▸ What you have to do:
Starting at the beginning of the material and ending with the line that contains "setup-email-screen: 10:18 @", give those lines as a numbered list, skipping any blank lines.

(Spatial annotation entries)
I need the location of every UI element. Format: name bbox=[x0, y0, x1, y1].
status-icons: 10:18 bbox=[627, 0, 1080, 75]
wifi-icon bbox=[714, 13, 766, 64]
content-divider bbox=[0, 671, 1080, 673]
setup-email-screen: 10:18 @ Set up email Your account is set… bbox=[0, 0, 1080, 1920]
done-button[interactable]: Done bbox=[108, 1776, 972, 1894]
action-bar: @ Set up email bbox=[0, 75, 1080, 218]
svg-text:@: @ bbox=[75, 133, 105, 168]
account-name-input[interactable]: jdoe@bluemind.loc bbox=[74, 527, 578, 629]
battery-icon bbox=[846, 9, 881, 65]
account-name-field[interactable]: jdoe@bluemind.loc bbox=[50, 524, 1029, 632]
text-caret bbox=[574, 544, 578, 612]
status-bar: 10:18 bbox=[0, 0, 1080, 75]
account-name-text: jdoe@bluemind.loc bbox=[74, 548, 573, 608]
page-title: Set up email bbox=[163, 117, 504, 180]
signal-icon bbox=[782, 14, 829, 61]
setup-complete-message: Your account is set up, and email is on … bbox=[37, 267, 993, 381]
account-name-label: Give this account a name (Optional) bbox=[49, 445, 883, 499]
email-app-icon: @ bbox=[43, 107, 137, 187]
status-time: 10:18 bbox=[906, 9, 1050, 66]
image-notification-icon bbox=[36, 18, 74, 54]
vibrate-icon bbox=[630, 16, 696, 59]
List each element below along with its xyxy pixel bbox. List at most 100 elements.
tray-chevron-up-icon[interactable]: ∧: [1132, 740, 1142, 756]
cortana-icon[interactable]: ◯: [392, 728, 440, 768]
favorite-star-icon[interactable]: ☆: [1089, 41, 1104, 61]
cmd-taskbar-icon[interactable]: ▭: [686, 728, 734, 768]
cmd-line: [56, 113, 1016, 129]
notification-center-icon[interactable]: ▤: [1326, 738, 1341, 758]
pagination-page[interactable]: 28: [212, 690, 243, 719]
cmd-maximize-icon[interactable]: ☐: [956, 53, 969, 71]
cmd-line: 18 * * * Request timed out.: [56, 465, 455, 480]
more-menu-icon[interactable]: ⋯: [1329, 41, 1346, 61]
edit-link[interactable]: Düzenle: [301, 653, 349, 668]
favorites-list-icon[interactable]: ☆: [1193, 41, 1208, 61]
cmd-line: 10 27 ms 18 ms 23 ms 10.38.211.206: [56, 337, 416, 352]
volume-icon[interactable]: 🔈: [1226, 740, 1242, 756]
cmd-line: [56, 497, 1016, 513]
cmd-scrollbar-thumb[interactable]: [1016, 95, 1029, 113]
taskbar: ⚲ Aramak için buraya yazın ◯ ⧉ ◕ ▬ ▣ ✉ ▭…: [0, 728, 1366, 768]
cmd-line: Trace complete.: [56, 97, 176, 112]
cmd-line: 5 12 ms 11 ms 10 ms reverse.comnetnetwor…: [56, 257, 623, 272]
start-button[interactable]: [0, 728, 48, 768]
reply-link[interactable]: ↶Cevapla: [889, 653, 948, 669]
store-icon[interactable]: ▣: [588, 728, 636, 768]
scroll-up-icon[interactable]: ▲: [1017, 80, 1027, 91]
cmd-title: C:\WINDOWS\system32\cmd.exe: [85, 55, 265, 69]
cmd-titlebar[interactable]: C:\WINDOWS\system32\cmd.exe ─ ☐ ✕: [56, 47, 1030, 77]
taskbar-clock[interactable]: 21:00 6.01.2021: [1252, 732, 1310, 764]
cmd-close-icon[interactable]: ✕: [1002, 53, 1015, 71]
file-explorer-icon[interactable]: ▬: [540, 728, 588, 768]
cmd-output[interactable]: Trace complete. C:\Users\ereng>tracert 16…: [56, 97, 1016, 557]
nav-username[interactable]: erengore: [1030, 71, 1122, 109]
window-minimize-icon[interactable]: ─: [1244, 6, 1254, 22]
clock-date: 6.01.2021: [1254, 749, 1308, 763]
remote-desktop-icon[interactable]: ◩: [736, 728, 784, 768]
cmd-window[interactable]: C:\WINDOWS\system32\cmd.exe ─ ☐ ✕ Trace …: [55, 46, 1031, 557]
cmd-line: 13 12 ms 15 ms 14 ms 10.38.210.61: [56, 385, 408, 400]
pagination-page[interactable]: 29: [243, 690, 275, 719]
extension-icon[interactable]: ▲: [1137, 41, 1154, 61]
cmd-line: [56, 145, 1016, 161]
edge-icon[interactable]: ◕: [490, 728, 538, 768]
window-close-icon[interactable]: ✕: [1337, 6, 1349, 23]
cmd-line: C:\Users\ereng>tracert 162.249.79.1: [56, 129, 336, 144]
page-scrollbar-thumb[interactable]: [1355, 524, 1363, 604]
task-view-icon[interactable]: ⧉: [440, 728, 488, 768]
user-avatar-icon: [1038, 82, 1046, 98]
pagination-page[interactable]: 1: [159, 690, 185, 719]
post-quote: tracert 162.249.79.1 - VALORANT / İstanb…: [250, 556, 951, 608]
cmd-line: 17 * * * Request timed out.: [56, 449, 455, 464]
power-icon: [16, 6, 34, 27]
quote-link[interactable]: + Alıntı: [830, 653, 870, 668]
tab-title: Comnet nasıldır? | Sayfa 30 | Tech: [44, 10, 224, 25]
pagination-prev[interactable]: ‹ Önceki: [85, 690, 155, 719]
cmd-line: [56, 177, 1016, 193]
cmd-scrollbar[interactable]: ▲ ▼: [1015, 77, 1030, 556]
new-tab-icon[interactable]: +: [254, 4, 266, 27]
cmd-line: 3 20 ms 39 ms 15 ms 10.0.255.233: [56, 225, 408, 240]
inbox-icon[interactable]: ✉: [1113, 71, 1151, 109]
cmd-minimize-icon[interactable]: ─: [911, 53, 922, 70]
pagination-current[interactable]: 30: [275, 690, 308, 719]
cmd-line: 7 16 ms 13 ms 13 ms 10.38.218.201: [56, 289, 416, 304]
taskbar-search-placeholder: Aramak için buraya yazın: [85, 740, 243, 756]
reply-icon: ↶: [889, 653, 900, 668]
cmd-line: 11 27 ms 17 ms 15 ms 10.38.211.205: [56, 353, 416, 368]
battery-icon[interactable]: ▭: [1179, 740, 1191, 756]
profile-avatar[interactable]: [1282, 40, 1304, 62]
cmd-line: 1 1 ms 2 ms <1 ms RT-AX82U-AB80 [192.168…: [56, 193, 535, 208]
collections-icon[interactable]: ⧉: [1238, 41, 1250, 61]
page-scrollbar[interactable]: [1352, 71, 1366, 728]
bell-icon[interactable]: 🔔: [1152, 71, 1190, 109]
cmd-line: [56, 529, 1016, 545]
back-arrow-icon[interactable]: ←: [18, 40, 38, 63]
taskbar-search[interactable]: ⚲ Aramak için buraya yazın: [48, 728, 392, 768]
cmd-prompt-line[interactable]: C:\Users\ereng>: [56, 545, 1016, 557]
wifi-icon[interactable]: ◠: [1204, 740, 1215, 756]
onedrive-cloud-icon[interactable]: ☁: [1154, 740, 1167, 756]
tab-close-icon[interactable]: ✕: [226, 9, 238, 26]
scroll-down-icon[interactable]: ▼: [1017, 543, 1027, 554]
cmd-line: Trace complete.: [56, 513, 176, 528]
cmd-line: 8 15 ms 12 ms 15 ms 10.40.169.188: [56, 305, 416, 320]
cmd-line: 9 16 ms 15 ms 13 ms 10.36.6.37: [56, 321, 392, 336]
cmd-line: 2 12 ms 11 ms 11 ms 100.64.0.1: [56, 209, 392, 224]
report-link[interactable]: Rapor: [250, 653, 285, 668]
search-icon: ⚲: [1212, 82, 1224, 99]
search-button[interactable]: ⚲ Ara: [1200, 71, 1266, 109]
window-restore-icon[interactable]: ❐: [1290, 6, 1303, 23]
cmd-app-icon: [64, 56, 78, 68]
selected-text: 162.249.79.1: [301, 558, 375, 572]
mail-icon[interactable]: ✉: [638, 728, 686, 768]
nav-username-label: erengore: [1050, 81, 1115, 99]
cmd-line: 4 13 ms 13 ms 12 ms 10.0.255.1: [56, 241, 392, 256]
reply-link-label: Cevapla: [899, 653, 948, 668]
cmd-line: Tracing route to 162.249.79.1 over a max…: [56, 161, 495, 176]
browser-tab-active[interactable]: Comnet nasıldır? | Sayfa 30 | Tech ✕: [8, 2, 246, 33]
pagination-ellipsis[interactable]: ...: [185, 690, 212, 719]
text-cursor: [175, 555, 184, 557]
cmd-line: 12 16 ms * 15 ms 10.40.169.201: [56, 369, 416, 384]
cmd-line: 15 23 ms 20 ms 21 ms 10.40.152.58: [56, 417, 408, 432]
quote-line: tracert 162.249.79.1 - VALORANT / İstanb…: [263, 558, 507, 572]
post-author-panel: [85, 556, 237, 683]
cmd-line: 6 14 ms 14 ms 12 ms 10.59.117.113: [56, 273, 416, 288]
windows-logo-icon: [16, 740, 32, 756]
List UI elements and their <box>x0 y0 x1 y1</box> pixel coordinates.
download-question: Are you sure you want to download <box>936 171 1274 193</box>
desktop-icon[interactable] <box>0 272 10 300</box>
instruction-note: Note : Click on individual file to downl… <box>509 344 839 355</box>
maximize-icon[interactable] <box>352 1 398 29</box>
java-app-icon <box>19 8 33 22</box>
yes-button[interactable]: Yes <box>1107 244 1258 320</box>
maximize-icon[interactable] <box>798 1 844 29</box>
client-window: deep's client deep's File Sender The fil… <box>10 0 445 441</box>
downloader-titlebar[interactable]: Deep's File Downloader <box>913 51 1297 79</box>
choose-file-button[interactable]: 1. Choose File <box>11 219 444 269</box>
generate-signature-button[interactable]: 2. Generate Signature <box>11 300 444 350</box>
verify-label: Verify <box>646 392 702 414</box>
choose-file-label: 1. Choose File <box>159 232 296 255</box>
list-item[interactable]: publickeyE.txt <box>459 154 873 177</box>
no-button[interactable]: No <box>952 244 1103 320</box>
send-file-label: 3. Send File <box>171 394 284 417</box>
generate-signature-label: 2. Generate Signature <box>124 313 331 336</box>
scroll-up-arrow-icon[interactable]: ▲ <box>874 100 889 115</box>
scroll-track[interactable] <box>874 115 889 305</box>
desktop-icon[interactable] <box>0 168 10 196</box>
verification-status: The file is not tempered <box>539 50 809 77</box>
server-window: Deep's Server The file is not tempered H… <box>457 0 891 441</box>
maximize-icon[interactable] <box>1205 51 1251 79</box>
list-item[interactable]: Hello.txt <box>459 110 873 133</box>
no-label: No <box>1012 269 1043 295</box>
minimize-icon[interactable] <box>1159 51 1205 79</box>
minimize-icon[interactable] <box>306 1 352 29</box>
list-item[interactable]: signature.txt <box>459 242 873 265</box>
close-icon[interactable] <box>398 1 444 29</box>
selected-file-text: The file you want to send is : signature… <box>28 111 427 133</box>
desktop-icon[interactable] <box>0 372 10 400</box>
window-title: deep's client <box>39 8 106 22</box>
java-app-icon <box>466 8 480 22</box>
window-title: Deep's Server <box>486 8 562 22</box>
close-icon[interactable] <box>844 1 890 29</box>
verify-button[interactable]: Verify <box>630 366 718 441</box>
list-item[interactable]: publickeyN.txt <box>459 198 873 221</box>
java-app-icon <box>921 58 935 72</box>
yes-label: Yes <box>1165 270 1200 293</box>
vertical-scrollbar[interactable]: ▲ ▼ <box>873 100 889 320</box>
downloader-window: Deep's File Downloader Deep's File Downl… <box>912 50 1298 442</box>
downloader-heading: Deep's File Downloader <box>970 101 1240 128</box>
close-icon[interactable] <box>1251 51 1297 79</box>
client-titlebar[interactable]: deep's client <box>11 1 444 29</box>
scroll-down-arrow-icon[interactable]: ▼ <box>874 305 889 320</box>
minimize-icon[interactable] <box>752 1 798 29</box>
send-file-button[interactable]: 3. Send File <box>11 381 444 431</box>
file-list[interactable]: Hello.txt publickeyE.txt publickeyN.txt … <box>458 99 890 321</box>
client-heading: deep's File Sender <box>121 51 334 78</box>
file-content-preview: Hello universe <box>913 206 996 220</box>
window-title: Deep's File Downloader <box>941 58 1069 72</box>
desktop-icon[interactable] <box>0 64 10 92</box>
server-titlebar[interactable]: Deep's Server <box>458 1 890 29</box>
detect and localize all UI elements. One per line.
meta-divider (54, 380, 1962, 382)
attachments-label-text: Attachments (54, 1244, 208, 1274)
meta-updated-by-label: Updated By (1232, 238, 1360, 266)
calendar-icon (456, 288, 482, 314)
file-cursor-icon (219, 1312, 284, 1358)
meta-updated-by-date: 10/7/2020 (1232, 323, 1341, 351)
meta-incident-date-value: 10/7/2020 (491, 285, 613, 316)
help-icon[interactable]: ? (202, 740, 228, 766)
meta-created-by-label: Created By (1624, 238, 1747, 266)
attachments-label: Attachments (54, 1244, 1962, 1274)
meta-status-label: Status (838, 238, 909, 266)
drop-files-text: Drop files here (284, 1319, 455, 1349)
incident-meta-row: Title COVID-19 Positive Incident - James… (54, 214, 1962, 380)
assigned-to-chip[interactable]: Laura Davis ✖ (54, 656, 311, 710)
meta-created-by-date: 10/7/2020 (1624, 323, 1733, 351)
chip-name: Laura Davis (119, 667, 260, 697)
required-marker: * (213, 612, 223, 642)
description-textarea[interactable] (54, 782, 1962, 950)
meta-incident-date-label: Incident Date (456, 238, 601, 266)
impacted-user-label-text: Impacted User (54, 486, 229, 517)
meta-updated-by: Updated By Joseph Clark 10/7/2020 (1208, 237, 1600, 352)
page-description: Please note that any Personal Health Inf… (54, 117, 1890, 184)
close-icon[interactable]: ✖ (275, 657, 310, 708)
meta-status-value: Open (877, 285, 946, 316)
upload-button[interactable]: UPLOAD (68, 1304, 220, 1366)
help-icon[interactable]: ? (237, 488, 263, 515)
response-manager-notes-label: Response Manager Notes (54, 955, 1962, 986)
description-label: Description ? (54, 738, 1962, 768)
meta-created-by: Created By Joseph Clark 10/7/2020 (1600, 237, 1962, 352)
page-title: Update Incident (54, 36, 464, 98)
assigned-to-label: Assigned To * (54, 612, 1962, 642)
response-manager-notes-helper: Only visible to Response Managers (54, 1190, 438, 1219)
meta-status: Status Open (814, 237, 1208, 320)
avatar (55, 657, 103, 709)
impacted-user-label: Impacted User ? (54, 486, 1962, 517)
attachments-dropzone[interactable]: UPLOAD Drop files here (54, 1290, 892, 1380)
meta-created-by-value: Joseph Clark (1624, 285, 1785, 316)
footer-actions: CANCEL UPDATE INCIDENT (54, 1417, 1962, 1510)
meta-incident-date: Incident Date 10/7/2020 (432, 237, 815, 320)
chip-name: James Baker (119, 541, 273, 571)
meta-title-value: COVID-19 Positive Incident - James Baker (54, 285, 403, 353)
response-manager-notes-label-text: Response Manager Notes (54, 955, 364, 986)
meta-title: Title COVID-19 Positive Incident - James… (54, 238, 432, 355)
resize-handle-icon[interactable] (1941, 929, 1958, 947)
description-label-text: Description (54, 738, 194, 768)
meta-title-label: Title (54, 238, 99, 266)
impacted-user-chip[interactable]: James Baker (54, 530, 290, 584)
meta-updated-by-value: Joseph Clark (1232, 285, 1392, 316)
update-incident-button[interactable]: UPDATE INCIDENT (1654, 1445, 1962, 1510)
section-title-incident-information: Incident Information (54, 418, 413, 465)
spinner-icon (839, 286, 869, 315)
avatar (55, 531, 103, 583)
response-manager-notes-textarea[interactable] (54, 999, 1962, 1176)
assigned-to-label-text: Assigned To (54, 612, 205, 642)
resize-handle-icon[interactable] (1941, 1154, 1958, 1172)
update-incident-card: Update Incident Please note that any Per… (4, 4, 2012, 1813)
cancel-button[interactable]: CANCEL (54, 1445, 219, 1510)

▸ Exercise solution:
1. I need the location of every UI element. Format: name bbox=[x0, y0, x1, y1].
2. status-icons: 10:18 bbox=[627, 0, 1080, 75]
3. wifi-icon bbox=[714, 13, 766, 64]
4. content-divider bbox=[0, 671, 1080, 673]
5. setup-email-screen: 10:18 @ Set up email Your account is set… bbox=[0, 0, 1080, 1920]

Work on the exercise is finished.